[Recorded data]
** Begin **
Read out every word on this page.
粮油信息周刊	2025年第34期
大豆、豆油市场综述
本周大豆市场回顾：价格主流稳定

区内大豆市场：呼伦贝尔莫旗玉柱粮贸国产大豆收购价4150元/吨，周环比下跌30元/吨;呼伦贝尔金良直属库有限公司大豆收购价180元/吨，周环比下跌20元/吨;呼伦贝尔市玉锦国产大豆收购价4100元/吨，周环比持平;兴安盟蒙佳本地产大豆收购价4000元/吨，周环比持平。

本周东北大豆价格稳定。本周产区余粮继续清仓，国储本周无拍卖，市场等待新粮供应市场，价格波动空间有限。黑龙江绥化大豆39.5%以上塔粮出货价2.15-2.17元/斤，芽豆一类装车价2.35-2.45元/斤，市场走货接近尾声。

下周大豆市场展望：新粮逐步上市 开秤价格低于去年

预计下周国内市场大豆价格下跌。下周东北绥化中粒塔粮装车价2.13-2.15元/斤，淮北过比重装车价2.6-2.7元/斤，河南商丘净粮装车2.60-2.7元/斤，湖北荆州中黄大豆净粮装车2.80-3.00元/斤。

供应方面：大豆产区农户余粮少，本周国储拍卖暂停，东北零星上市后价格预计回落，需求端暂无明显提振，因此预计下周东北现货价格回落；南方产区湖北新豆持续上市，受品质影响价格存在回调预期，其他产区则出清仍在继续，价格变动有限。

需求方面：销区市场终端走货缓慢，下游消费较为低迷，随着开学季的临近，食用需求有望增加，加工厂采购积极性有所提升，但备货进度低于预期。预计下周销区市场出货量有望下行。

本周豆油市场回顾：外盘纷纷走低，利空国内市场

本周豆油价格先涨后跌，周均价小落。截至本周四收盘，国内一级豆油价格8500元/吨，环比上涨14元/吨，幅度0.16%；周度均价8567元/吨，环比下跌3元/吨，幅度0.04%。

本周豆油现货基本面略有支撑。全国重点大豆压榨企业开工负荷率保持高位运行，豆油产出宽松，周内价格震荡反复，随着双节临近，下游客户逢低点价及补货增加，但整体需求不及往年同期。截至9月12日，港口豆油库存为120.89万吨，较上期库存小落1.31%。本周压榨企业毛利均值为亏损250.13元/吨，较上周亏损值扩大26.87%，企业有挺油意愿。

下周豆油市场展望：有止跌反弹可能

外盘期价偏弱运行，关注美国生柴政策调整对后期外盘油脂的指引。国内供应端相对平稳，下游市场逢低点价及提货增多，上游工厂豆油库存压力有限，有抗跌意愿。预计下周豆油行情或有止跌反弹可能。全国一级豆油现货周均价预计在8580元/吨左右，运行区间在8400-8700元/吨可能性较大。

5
** End **
** Begin **
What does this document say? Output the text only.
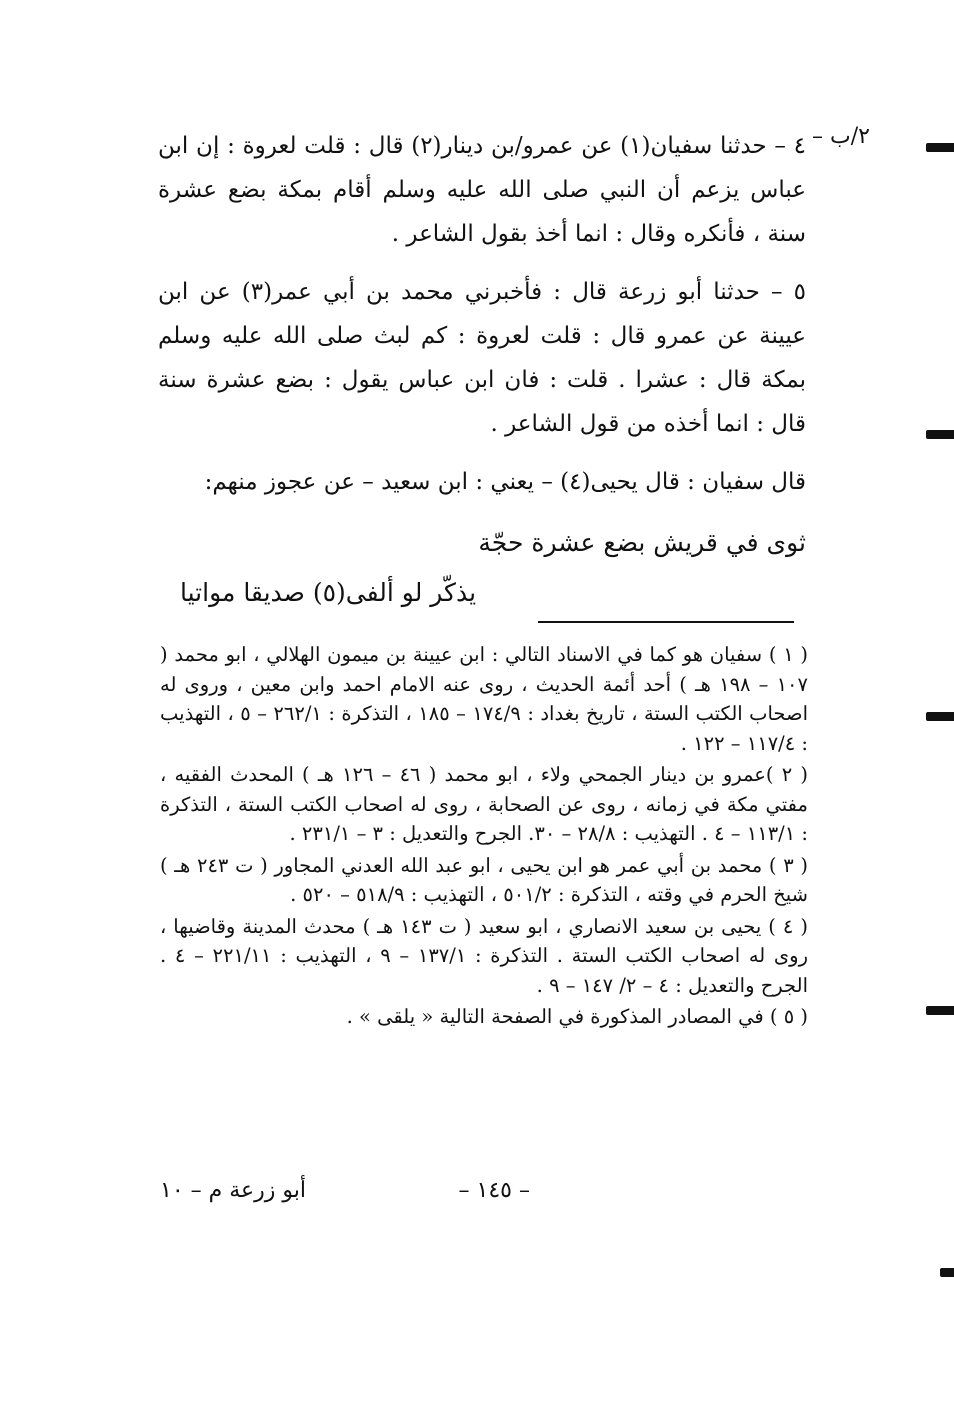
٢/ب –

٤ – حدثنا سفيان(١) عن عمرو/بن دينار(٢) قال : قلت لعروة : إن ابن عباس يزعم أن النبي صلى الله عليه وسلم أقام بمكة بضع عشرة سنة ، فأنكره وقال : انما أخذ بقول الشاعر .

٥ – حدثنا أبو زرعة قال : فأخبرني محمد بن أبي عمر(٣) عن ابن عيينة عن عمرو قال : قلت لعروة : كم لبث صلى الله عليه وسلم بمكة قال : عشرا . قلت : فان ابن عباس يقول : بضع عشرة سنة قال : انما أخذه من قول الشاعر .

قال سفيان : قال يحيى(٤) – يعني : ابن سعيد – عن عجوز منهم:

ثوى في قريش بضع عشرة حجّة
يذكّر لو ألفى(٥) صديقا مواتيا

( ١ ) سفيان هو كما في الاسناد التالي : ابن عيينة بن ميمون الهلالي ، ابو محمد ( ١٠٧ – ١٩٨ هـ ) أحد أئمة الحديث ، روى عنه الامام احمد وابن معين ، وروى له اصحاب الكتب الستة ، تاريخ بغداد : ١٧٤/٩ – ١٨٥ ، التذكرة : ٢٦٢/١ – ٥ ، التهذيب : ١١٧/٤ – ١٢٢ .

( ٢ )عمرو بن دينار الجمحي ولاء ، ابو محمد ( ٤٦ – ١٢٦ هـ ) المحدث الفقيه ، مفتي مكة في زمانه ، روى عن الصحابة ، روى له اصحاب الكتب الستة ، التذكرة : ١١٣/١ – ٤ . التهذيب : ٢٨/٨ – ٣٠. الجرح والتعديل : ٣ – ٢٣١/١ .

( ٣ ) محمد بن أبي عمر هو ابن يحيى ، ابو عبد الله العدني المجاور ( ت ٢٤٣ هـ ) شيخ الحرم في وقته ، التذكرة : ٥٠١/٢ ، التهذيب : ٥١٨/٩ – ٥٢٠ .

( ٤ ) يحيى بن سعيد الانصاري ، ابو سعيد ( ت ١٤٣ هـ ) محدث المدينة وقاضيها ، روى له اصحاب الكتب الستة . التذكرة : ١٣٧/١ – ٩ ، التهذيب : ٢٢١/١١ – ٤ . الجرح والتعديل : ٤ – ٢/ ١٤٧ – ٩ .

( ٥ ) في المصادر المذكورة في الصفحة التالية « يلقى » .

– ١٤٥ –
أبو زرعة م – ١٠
** End **
◆ PROMPT: Provide only the number of lines in the entries that hold the word "بمكة".

◆ COMPLETE RESPONSE: 2